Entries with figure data
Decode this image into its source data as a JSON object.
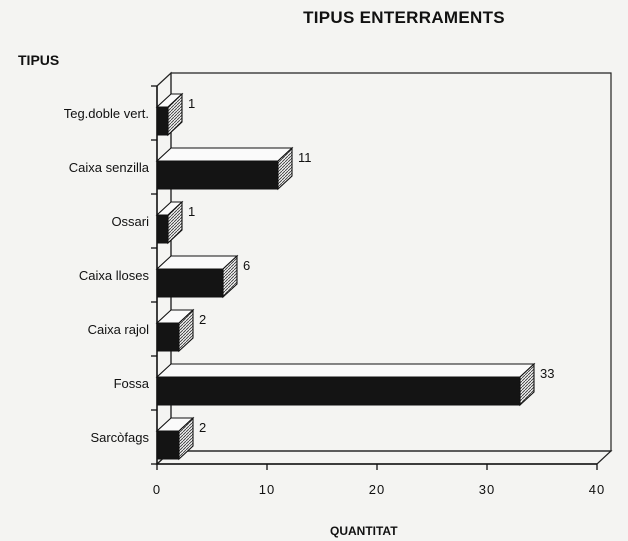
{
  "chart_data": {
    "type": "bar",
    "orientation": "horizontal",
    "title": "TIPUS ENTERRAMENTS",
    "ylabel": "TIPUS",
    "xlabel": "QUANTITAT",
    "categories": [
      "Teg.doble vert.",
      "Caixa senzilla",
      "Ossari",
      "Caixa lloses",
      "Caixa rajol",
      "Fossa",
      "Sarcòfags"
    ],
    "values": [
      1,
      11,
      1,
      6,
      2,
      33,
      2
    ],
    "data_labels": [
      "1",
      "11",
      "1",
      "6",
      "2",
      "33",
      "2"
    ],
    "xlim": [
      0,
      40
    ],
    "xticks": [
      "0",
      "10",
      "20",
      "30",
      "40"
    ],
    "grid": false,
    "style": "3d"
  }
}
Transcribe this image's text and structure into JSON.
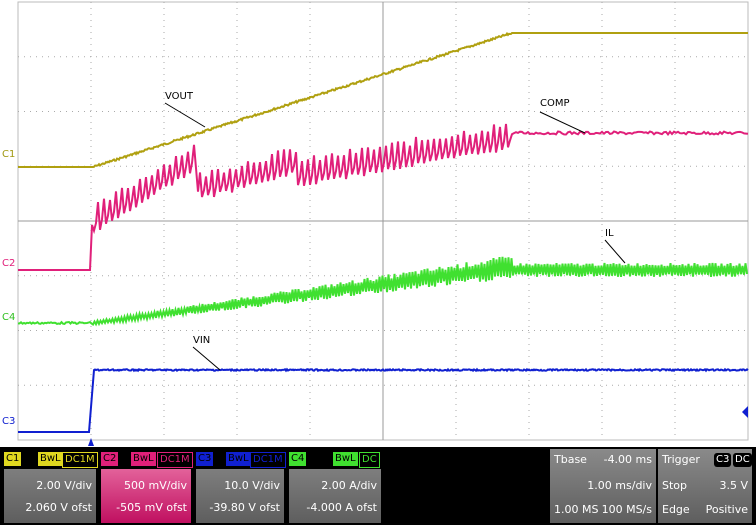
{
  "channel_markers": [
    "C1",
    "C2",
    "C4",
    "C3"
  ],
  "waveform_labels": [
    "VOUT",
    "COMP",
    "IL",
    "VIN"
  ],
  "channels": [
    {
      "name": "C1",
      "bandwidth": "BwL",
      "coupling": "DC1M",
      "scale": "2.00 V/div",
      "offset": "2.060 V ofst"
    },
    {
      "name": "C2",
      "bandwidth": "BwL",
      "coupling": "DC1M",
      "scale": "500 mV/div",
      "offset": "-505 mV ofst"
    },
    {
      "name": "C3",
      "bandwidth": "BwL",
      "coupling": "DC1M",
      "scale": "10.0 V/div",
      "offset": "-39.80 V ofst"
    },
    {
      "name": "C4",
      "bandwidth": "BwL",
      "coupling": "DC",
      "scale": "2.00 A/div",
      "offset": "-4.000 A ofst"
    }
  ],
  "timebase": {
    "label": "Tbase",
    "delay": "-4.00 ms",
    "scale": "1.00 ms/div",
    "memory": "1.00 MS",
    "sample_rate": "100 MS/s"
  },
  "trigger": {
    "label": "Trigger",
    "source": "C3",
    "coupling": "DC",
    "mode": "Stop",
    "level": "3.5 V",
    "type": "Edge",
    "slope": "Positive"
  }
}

Problem to work on -> Copy out all the data exactly; skip the pictures.

Finished exercise ->
Decode this image into its source data as a JSON object.
{
  "chart_data": {
    "type": "bar",
    "orientation": "horizontal",
    "title": "TIPUS ENTERRAMENTS",
    "ylabel": "TIPUS",
    "xlabel": "QUANTITAT",
    "categories": [
      "Teg.doble vert.",
      "Caixa senzilla",
      "Ossari",
      "Caixa lloses",
      "Caixa rajol",
      "Fossa",
      "Sarcòfags"
    ],
    "values": [
      1,
      11,
      1,
      6,
      2,
      33,
      2
    ],
    "data_labels": [
      "1",
      "11",
      "1",
      "6",
      "2",
      "33",
      "2"
    ],
    "xlim": [
      0,
      40
    ],
    "xticks": [
      "0",
      "10",
      "20",
      "30",
      "40"
    ],
    "grid": false,
    "style": "3d"
  }
}
Transcribe this image's text and structure into JSON.
{
  "channel_markers": [
    "C1",
    "C2",
    "C4",
    "C3"
  ],
  "waveform_labels": [
    "VOUT",
    "COMP",
    "IL",
    "VIN"
  ],
  "channels": [
    {
      "name": "C1",
      "bandwidth": "BwL",
      "coupling": "DC1M",
      "scale": "2.00 V/div",
      "offset": "2.060 V ofst"
    },
    {
      "name": "C2",
      "bandwidth": "BwL",
      "coupling": "DC1M",
      "scale": "500 mV/div",
      "offset": "-505 mV ofst"
    },
    {
      "name": "C3",
      "bandwidth": "BwL",
      "coupling": "DC1M",
      "scale": "10.0 V/div",
      "offset": "-39.80 V ofst"
    },
    {
      "name": "C4",
      "bandwidth": "BwL",
      "coupling": "DC",
      "scale": "2.00 A/div",
      "offset": "-4.000 A ofst"
    }
  ],
  "timebase": {
    "label": "Tbase",
    "delay": "-4.00 ms",
    "scale": "1.00 ms/div",
    "memory": "1.00 MS",
    "sample_rate": "100 MS/s"
  },
  "trigger": {
    "label": "Trigger",
    "source": "C3",
    "coupling": "DC",
    "mode": "Stop",
    "level": "3.5 V",
    "type": "Edge",
    "slope": "Positive"
  }
}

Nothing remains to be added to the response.